- **What is needed**: Copy each of the entries below faithfully, setting aside any pictures.

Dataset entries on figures
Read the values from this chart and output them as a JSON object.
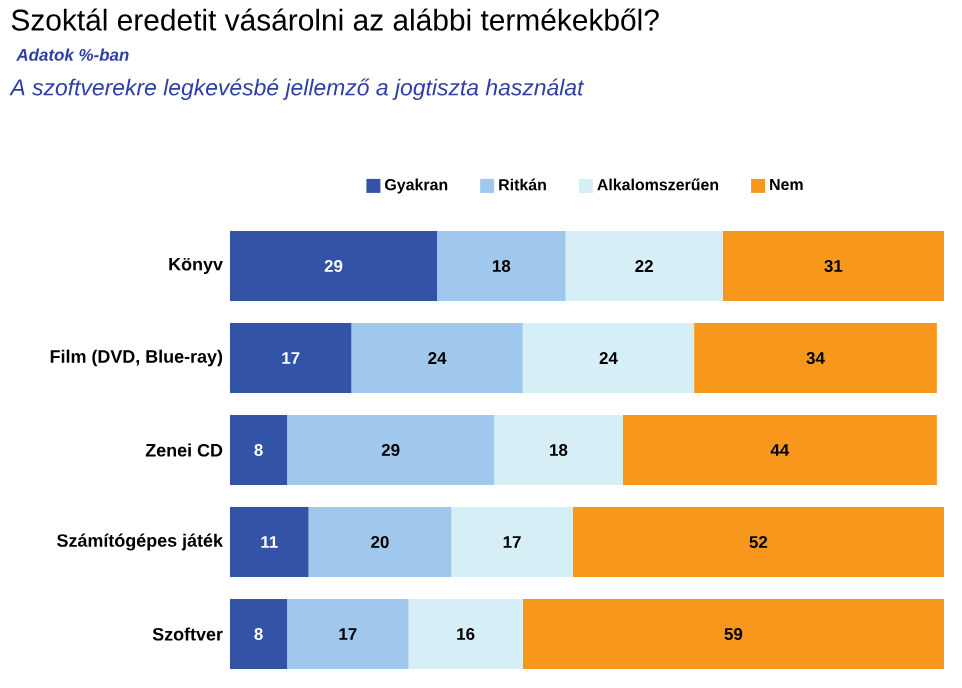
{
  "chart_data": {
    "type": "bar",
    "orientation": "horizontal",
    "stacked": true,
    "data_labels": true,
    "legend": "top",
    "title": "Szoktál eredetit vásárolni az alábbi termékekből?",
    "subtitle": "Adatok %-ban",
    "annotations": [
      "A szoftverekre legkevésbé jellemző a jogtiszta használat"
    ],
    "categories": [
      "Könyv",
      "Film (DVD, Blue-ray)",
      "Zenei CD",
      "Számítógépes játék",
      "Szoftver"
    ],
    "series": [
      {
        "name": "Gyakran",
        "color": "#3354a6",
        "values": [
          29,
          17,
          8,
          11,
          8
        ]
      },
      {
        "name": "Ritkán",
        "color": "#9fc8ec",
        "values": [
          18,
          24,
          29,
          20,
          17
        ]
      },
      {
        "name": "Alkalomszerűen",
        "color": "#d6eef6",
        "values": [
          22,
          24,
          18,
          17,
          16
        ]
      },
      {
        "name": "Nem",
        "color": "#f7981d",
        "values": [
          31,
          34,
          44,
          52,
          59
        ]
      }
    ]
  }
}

- **Exercise response**:
Read the values from this chart and output them as a JSON object.
{
  "chart_data": {
    "type": "bar",
    "orientation": "horizontal",
    "stacked": true,
    "data_labels": true,
    "legend": "top",
    "title": "Szoktál eredetit vásárolni az alábbi termékekből?",
    "subtitle": "Adatok %-ban",
    "annotations": [
      "A szoftverekre legkevésbé jellemző a jogtiszta használat"
    ],
    "categories": [
      "Könyv",
      "Film (DVD, Blue-ray)",
      "Zenei CD",
      "Számítógépes játék",
      "Szoftver"
    ],
    "series": [
      {
        "name": "Gyakran",
        "color": "#3354a6",
        "values": [
          29,
          17,
          8,
          11,
          8
        ]
      },
      {
        "name": "Ritkán",
        "color": "#9fc8ec",
        "values": [
          18,
          24,
          29,
          20,
          17
        ]
      },
      {
        "name": "Alkalomszerűen",
        "color": "#d6eef6",
        "values": [
          22,
          24,
          18,
          17,
          16
        ]
      },
      {
        "name": "Nem",
        "color": "#f7981d",
        "values": [
          31,
          34,
          44,
          52,
          59
        ]
      }
    ]
  }
}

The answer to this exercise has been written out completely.